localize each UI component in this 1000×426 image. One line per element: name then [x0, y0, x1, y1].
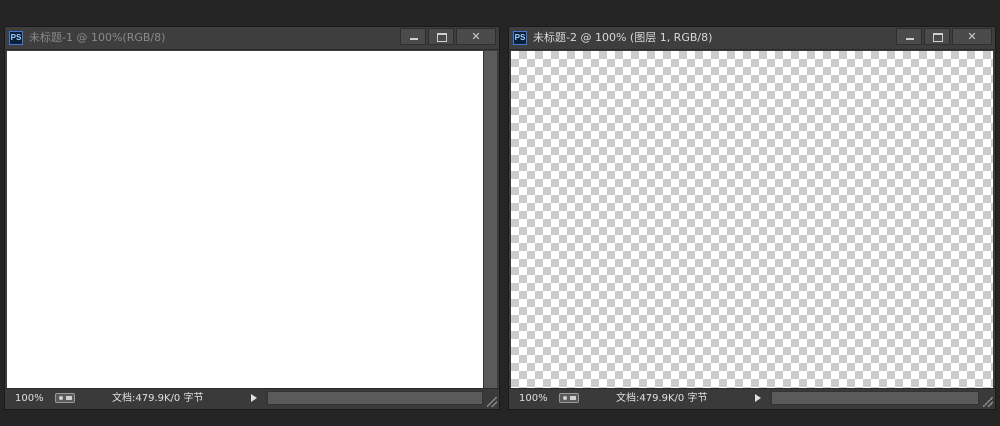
document-title: 未标题-1 @ 100%(RGB/8) — [29, 31, 166, 44]
document-canvas-white[interactable] — [7, 51, 483, 390]
maximize-button[interactable] — [428, 28, 454, 45]
document-statusbar: 100% 文档:479.9K/0 字节 — [5, 388, 499, 409]
maximize-button[interactable] — [924, 28, 950, 45]
status-menu-arrow-icon[interactable] — [251, 394, 257, 402]
document-canvas-transparent[interactable] — [511, 51, 993, 390]
window-controls: ✕ — [894, 28, 992, 46]
close-button[interactable]: ✕ — [952, 28, 992, 45]
minimize-icon — [906, 38, 914, 40]
document-window-untitled-1[interactable]: PS 未标题-1 @ 100%(RGB/8) ✕ 100% 文档:479.9K/… — [4, 26, 500, 410]
maximize-icon — [933, 33, 943, 42]
close-icon: ✕ — [471, 30, 481, 43]
document-size-info: 文档:479.9K/0 字节 — [112, 393, 204, 404]
zoom-level-field[interactable]: 100% — [519, 392, 548, 405]
horizontal-scrollbar[interactable] — [771, 391, 979, 405]
minimize-icon — [410, 38, 418, 40]
close-icon: ✕ — [967, 30, 977, 43]
document-title: 未标题-2 @ 100% (图层 1, RGB/8) — [533, 31, 713, 44]
resize-grip-icon[interactable] — [487, 397, 497, 407]
resize-grip-icon[interactable] — [983, 397, 993, 407]
zoom-level-field[interactable]: 100% — [15, 392, 44, 405]
status-preview-icon[interactable] — [559, 393, 579, 403]
photoshop-workspace: PS 未标题-1 @ 100%(RGB/8) ✕ 100% 文档:479.9K/… — [0, 0, 1000, 426]
status-menu-arrow-icon[interactable] — [755, 394, 761, 402]
status-preview-icon[interactable] — [55, 393, 75, 403]
photoshop-app-icon: PS — [9, 31, 23, 45]
horizontal-scrollbar[interactable] — [267, 391, 483, 405]
window-titlebar[interactable]: PS 未标题-2 @ 100% (图层 1, RGB/8) ✕ — [509, 27, 995, 50]
maximize-icon — [437, 33, 447, 42]
vertical-scrollbar[interactable] — [483, 51, 497, 390]
close-button[interactable]: ✕ — [456, 28, 496, 45]
minimize-button[interactable] — [400, 28, 426, 45]
photoshop-app-icon: PS — [513, 31, 527, 45]
document-window-untitled-2[interactable]: PS 未标题-2 @ 100% (图层 1, RGB/8) ✕ 100% 文档:… — [508, 26, 996, 410]
document-size-info: 文档:479.9K/0 字节 — [616, 393, 708, 404]
minimize-button[interactable] — [896, 28, 922, 45]
document-statusbar: 100% 文档:479.9K/0 字节 — [509, 388, 995, 409]
window-titlebar[interactable]: PS 未标题-1 @ 100%(RGB/8) ✕ — [5, 27, 499, 50]
window-controls: ✕ — [398, 28, 496, 46]
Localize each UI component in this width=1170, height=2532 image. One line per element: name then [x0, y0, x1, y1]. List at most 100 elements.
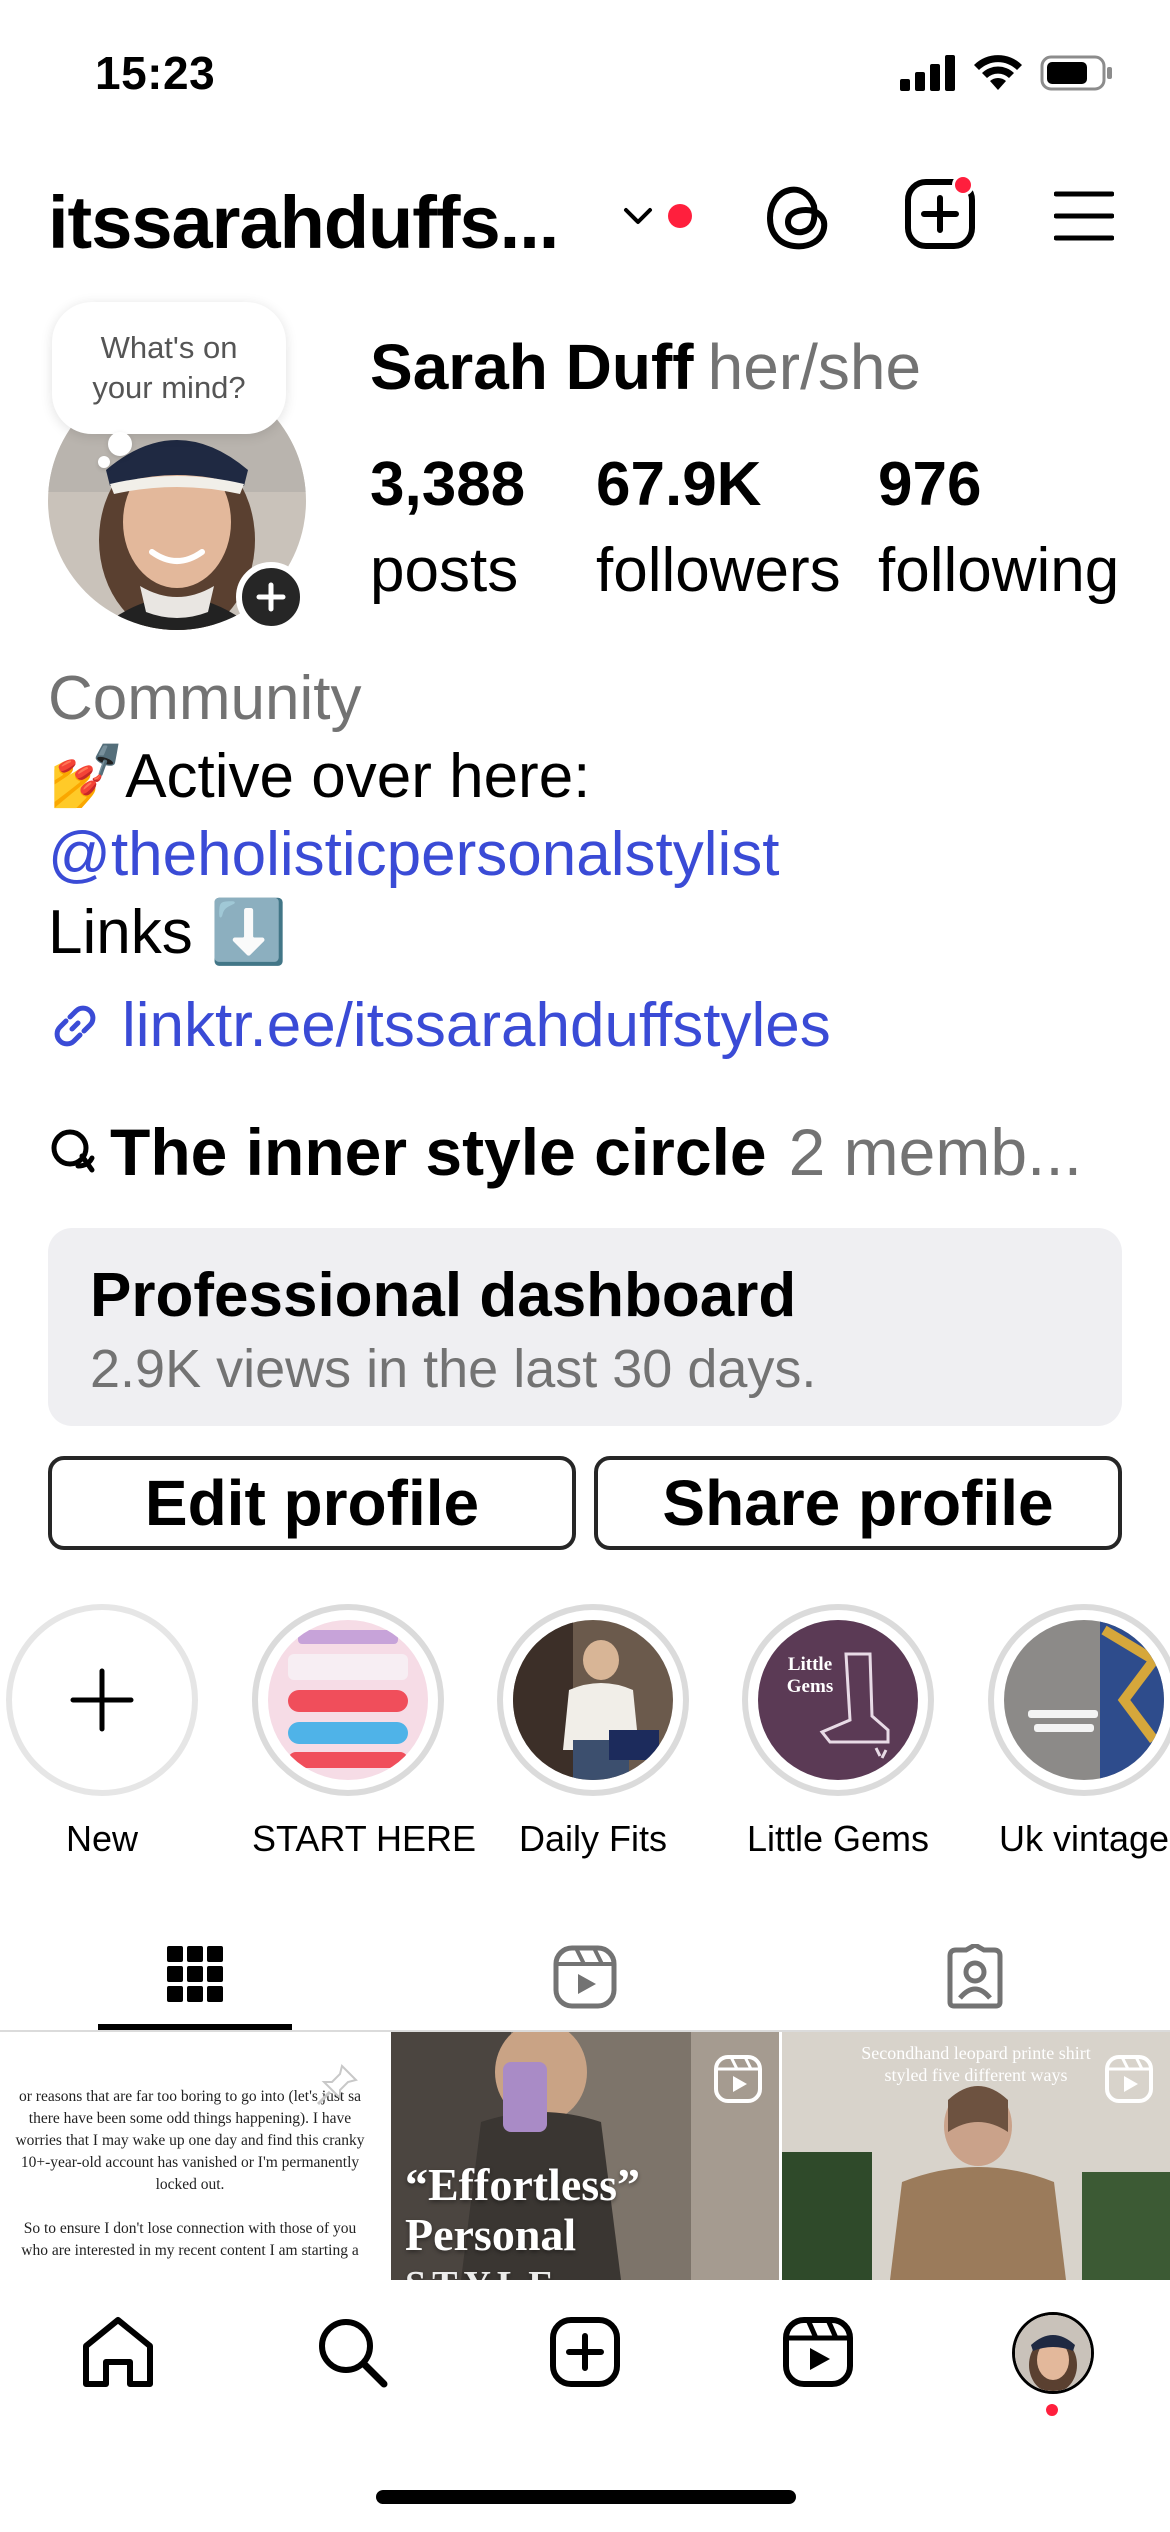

**EXERCISE DIRECTIONS:**
Reproduce the lines of the material above verbatim, from the line containing "document-title: 未标题-1 @" up to and including the line containing "close-icon: ✕ — [471, 30, 481, 43]".

**WRITTEN SOLUTION:**
document-title: 未标题-1 @ 100%(RGB/8) — [29, 31, 166, 44]
document-canvas-white[interactable] — [7, 51, 483, 390]
maximize-button[interactable] — [428, 28, 454, 45]
document-statusbar: 100% 文档:479.9K/0 字节 — [5, 388, 499, 409]
maximize-button[interactable] — [924, 28, 950, 45]
status-menu-arrow-icon[interactable] — [251, 394, 257, 402]
document-canvas-transparent[interactable] — [511, 51, 993, 390]
window-controls: ✕ — [894, 28, 992, 46]
close-button[interactable]: ✕ — [952, 28, 992, 45]
minimize-icon — [906, 38, 914, 40]
document-window-untitled-1[interactable]: PS 未标题-1 @ 100%(RGB/8) ✕ 100% 文档:479.9K/… — [4, 26, 500, 410]
maximize-icon — [933, 33, 943, 42]
close-icon: ✕ — [471, 30, 481, 43]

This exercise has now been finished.